Find each line with "expenses" and copy it.

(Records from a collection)
_ _ _ _ _

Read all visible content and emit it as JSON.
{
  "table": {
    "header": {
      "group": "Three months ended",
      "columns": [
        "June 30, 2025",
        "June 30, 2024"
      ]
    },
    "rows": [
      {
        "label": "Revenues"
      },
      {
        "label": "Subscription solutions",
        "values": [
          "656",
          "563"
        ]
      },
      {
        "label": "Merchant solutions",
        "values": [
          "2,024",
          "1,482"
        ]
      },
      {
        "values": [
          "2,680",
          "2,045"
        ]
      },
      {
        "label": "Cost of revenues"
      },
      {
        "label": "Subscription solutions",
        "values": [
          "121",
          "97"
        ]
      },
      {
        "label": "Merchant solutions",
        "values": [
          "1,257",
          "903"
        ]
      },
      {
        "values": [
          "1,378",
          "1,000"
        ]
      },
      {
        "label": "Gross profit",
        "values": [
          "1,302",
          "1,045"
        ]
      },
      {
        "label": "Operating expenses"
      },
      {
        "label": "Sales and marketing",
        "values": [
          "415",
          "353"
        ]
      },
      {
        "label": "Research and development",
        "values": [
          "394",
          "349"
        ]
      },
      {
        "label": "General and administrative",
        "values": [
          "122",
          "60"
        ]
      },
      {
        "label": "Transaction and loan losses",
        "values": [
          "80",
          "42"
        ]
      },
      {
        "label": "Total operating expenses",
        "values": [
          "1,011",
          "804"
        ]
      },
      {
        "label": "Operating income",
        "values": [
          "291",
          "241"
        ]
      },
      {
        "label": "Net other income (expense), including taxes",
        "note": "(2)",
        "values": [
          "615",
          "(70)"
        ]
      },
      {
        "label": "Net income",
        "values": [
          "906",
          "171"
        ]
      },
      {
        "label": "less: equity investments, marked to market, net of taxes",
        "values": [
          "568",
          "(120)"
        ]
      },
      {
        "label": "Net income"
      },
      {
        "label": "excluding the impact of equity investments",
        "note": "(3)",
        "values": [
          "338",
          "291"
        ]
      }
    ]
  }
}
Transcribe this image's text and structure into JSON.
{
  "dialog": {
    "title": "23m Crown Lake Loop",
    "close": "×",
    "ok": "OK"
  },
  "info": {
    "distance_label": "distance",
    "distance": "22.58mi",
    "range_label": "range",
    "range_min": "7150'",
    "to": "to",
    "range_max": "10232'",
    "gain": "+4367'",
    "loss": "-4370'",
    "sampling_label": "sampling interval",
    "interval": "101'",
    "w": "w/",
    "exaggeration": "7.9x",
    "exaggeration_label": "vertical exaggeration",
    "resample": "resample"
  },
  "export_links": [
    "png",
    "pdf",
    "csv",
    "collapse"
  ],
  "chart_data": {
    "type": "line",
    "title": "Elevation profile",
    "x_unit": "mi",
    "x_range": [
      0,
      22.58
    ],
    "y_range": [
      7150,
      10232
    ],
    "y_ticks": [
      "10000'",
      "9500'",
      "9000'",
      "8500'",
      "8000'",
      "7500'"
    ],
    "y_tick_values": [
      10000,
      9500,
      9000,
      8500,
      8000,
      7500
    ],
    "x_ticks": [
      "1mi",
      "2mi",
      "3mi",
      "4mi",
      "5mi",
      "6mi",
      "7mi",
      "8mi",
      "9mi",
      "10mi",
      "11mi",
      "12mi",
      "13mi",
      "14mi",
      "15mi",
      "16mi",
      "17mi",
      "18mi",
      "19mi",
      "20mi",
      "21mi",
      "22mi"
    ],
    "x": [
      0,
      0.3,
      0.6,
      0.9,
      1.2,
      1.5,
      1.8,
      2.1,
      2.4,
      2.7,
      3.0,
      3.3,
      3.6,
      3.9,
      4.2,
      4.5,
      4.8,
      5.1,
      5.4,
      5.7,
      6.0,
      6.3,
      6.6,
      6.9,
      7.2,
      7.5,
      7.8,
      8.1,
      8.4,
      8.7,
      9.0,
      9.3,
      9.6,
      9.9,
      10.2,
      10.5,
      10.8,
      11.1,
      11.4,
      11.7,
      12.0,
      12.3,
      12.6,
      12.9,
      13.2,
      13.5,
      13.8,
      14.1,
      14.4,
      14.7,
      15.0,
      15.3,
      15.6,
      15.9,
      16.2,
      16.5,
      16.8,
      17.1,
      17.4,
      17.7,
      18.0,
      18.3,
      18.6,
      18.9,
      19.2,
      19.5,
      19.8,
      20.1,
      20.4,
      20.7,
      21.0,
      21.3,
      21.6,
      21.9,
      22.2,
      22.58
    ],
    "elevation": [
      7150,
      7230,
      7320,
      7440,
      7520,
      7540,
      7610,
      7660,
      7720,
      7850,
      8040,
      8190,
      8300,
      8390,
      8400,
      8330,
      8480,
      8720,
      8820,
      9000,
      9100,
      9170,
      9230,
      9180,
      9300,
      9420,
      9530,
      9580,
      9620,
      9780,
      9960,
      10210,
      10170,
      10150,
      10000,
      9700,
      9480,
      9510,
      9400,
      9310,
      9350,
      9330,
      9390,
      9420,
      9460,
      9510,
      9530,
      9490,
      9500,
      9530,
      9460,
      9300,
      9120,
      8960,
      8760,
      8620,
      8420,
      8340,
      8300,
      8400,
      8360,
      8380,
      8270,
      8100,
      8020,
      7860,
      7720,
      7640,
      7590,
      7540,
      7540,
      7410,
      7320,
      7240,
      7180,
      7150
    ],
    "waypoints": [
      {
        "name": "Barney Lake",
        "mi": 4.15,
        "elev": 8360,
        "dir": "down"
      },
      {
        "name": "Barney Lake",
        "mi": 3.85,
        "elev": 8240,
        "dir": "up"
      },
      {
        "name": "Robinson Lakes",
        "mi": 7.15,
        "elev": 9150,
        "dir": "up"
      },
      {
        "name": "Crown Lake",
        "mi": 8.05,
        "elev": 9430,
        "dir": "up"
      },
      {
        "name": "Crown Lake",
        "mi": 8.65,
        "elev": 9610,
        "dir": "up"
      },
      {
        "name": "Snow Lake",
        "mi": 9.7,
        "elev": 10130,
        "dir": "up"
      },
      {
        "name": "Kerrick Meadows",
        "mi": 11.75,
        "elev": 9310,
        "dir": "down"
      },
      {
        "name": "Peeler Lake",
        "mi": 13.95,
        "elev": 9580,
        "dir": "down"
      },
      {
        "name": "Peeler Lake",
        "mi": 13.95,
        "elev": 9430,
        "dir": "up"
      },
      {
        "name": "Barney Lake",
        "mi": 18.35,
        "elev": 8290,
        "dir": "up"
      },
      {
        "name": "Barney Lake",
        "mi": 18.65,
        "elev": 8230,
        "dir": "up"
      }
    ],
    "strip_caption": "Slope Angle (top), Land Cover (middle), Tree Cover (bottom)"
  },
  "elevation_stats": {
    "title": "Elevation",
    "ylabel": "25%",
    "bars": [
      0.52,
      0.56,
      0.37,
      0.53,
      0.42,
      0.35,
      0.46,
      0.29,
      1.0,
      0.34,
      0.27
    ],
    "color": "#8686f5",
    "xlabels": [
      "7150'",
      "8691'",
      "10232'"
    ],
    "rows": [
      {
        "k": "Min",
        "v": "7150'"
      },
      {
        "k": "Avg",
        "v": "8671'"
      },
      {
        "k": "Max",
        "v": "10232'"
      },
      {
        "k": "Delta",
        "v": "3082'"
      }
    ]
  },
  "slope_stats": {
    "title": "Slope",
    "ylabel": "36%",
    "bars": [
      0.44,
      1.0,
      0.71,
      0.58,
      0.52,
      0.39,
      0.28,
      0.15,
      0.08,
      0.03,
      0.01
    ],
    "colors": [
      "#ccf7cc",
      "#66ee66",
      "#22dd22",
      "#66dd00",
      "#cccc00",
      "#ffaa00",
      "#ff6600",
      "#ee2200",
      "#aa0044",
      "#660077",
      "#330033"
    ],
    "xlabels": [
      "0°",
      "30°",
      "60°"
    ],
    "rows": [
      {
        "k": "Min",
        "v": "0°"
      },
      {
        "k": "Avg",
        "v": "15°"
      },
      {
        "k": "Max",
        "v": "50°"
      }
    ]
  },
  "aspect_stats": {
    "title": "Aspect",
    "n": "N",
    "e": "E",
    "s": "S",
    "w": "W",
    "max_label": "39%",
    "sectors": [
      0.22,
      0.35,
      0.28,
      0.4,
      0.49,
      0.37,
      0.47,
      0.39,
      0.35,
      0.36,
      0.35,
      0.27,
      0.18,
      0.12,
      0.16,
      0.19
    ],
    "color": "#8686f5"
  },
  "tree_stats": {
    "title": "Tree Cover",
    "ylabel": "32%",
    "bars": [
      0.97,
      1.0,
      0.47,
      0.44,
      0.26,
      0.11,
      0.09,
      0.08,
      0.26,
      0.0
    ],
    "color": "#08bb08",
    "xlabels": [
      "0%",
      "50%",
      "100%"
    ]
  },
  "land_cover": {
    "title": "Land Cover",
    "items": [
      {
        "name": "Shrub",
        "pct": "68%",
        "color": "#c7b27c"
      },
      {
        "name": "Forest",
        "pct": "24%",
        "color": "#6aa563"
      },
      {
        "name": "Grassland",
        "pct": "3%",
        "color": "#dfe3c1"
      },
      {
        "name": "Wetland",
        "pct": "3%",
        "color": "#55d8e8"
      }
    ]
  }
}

_ _ _ _ _

* **Complete response**:
        "label": "Operating expenses"
        "label": "Total operating expenses",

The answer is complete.